● SET TASK:
Entries follow. Set all of them down as they stand.

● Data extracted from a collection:
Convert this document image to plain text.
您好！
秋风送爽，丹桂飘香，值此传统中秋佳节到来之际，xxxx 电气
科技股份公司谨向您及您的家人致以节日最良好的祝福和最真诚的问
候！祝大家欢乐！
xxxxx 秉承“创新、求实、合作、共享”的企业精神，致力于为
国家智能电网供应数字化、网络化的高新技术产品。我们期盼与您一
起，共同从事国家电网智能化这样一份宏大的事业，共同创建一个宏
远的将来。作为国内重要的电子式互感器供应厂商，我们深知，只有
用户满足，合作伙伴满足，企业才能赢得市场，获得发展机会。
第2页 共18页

● RESPONSE:
Convert this document image to plain text.
您好！
秋风送爽，丹桂飘香，值此传统中秋佳节到来之际，xxxx 电气
科技股份公司谨向您及您的家人致以节日最良好的祝福和最真诚的问
候！祝大家欢乐！
xxxxx 秉承“创新、求实、合作、共享”的企业精神，致力于为
国家智能电网供应数字化、网络化的高新技术产品。我们期盼与您一
起，共同从事国家电网智能化这样一份宏大的事业，共同创建一个宏
远的将来。作为国内重要的电子式互感器供应厂商，我们深知，只有
用户满足，合作伙伴满足，企业才能赢得市场，获得发展机会。
第2页 共18页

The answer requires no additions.